• [INSTRUCTIONS FOR THE TASK]: Tally the lines containing the word "this" and give the total alone.

• [ITEMS]:
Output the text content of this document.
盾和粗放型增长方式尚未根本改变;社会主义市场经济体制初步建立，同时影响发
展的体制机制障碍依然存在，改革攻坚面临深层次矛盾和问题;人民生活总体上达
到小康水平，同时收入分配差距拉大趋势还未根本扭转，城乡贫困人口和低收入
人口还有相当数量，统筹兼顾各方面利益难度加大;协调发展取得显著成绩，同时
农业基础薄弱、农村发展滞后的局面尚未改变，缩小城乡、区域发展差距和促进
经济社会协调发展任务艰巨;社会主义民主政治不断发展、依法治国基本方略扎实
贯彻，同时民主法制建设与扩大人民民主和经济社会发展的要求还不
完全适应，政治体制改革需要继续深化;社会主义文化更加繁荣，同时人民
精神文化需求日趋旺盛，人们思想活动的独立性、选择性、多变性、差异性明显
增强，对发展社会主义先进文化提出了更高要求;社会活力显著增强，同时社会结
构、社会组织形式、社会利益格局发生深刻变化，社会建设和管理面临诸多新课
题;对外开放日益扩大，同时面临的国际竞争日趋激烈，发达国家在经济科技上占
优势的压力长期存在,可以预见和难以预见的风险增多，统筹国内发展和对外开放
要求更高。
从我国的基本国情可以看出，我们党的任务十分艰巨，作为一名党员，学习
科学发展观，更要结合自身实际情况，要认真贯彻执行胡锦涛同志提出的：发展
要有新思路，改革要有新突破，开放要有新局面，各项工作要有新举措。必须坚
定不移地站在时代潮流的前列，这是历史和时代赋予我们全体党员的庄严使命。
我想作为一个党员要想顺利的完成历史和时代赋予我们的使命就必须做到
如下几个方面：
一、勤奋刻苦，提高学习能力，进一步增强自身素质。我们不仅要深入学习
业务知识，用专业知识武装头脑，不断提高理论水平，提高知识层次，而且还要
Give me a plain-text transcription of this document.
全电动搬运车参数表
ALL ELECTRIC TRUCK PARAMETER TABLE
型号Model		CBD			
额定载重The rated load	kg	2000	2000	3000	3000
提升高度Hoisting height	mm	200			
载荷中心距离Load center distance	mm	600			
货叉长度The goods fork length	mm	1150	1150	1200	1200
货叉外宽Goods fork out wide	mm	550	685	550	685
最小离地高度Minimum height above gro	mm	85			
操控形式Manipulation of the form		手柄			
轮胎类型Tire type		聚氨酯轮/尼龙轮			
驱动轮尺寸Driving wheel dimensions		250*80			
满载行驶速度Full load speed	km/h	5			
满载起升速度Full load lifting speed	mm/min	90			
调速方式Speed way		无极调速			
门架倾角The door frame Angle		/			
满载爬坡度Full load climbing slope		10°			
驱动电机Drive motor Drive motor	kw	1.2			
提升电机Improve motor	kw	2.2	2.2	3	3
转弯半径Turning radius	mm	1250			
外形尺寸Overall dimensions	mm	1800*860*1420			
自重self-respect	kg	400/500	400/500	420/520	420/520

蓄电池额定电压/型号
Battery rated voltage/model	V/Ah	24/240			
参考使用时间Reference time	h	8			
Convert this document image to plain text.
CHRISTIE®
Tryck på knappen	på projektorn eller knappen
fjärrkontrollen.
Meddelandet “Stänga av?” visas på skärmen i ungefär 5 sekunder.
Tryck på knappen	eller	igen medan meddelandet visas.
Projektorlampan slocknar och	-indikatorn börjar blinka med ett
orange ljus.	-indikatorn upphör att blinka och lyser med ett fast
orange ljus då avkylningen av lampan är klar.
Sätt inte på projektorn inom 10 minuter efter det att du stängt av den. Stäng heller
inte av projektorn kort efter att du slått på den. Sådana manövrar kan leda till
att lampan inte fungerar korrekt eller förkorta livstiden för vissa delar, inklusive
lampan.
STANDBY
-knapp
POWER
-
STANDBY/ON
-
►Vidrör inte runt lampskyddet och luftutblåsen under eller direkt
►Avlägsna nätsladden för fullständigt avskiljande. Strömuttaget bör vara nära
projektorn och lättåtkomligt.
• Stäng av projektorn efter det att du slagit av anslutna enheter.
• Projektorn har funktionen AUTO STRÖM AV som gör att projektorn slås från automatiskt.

• [EXERCISE RESULT]: 3